:: INPUT FOR THIS TASK

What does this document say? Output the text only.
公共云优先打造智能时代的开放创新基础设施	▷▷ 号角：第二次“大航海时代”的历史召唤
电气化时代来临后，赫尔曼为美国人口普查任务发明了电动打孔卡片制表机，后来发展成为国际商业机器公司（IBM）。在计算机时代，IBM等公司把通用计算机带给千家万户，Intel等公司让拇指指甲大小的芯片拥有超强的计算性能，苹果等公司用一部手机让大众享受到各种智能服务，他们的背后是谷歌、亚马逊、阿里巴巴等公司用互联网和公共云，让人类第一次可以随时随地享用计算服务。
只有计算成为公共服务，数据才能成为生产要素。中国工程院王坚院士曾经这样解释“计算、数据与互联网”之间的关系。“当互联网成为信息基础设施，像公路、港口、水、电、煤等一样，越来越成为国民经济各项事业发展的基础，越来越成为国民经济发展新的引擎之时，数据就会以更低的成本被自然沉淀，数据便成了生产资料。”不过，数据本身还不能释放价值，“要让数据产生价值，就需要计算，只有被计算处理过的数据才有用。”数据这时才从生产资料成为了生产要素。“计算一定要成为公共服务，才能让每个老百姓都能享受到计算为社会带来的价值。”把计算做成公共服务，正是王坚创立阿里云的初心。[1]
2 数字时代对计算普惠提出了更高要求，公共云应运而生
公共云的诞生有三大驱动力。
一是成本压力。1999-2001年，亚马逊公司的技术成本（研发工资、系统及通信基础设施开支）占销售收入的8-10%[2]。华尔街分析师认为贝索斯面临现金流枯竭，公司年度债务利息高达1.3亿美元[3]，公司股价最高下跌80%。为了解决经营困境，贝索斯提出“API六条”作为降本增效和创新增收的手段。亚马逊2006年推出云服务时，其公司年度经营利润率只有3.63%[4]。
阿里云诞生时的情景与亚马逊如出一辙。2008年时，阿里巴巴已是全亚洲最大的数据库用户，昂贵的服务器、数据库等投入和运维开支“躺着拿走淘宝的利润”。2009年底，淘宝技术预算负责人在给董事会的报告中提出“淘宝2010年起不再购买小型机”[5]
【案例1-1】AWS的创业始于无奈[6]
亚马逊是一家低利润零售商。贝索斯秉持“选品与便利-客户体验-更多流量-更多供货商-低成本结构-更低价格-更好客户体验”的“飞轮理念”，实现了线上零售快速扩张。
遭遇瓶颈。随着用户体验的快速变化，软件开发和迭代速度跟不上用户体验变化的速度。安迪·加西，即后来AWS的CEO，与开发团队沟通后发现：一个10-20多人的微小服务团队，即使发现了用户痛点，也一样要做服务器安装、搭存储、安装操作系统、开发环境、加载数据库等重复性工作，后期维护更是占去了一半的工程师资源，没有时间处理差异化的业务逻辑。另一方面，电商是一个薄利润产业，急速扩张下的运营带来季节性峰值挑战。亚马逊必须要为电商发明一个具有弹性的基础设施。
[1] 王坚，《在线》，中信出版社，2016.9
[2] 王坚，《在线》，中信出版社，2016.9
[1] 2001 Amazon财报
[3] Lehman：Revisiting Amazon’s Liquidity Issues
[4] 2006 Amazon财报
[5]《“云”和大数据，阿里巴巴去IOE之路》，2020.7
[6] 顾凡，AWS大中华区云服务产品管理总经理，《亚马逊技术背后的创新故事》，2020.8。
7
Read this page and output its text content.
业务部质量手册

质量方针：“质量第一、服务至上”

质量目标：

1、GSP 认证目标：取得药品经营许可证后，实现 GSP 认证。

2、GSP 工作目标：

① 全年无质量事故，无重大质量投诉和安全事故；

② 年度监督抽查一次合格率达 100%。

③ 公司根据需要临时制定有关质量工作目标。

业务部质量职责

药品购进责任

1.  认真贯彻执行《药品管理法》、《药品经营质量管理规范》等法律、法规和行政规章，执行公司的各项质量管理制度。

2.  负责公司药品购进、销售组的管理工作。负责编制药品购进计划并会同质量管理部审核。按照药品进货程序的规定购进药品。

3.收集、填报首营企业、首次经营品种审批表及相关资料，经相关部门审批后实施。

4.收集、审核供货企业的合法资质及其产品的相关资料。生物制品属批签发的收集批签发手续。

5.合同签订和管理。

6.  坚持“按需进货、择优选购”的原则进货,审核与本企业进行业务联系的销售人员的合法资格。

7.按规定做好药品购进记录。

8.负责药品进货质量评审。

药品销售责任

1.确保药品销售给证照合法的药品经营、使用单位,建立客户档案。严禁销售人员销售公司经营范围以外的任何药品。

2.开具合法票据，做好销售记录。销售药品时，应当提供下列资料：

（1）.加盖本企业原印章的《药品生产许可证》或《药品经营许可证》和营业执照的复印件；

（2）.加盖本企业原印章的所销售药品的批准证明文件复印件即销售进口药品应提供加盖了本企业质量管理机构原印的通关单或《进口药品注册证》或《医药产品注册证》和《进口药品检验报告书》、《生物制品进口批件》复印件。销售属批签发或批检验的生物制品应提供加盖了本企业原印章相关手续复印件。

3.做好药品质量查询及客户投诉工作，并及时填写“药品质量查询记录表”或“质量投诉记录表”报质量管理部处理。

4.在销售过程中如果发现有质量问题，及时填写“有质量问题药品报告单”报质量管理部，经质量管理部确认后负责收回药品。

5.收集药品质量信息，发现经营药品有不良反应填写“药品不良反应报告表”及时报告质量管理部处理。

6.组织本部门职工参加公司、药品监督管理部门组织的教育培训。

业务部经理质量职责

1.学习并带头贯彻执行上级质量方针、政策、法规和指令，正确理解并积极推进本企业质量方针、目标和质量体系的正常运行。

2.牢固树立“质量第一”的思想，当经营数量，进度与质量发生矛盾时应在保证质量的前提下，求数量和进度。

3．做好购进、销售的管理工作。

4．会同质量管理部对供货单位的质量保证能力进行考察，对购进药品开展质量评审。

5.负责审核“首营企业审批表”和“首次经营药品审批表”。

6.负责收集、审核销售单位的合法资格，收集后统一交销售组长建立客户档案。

::::

OBJECTIVE:
In the records above, locate each line with the word "中信出版社". Copy all such lines.

OUTPUT OF THE TASK:
[1] 王坚，《在线》，中信出版社，2016.9
[2] 王坚，《在线》，中信出版社，2016.9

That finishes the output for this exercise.